╭─ DATA SUPPLIED

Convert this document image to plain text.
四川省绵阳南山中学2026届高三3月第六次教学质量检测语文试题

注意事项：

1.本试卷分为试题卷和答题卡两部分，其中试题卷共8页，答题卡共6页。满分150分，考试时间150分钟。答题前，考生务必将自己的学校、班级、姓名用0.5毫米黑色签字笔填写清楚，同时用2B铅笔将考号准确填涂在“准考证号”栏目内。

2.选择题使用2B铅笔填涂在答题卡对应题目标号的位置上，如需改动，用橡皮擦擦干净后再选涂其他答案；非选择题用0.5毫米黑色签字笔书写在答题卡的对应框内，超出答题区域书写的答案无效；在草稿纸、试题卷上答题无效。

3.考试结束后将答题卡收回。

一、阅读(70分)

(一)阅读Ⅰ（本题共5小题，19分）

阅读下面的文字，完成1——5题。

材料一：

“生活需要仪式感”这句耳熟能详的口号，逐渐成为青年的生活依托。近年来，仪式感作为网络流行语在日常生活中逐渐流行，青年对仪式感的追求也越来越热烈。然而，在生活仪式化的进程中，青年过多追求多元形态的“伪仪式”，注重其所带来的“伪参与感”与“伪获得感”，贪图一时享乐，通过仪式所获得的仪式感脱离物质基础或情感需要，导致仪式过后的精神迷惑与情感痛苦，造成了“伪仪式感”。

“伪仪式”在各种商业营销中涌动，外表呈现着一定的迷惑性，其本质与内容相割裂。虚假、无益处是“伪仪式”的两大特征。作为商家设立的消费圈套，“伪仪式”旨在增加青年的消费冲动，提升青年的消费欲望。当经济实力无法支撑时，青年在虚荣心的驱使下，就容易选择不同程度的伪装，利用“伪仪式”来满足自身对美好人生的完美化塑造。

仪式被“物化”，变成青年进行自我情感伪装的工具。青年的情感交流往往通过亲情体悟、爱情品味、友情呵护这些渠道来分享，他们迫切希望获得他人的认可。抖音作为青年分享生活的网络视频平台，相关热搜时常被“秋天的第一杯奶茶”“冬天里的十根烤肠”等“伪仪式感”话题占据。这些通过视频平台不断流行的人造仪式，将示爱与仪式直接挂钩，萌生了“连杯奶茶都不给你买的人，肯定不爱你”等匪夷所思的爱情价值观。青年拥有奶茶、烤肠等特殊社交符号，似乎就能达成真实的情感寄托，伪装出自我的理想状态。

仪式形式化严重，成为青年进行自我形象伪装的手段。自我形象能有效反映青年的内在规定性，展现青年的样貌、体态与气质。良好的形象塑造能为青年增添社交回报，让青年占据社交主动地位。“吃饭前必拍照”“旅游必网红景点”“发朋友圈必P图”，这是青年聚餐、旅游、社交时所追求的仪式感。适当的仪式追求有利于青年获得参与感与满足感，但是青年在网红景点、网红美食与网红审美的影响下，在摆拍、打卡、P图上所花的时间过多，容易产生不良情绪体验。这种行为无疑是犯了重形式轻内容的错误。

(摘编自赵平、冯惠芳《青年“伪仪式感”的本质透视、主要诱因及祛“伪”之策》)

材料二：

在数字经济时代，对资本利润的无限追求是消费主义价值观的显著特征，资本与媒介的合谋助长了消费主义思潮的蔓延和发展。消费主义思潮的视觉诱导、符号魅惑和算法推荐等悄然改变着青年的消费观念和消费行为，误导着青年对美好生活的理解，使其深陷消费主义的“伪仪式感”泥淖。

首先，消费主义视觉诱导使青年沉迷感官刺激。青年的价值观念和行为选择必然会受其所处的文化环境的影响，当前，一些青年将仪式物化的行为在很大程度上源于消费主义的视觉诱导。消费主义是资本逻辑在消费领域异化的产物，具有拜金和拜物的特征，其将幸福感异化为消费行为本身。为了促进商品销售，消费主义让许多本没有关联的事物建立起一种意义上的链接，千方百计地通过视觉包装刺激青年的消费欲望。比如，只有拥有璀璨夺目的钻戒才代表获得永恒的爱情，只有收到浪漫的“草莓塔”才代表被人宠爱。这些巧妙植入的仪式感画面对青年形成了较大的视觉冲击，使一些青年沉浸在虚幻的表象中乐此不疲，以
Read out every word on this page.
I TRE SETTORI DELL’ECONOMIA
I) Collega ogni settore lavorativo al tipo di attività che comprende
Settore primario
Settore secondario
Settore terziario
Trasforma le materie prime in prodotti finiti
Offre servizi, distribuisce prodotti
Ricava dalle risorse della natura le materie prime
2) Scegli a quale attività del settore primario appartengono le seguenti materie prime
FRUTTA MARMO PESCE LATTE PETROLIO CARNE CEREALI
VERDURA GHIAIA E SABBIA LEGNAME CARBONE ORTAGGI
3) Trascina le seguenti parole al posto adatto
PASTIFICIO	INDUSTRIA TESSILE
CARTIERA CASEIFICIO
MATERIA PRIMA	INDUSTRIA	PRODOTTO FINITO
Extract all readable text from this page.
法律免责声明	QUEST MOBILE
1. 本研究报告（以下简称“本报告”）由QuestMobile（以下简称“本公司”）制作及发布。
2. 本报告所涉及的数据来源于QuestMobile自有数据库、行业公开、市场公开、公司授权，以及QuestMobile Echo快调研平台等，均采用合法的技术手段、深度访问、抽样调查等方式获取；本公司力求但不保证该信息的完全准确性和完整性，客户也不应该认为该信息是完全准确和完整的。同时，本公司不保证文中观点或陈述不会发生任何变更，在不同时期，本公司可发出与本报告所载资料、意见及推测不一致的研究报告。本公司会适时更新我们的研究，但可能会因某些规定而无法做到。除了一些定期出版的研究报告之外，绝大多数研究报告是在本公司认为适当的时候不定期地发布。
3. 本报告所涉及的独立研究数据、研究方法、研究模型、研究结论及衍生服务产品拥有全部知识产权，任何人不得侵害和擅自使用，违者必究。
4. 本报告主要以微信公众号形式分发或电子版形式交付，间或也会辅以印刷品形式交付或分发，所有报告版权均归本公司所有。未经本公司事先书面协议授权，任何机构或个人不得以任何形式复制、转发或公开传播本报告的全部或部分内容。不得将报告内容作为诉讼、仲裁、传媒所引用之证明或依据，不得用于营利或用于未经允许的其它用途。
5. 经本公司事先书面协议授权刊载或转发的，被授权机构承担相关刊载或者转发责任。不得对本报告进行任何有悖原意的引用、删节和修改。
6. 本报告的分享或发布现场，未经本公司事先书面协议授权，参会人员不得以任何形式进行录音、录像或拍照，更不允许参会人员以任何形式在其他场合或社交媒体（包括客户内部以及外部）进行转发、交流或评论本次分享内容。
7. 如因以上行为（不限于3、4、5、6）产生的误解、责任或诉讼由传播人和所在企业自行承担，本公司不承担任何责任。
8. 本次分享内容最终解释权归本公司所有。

╰─

WHAT IS ASKED:
From the listing above, copy all lines holding the word "text".

COMPLETE ANSWER:
Convert this document image to plain text.
Extract all readable text from this page.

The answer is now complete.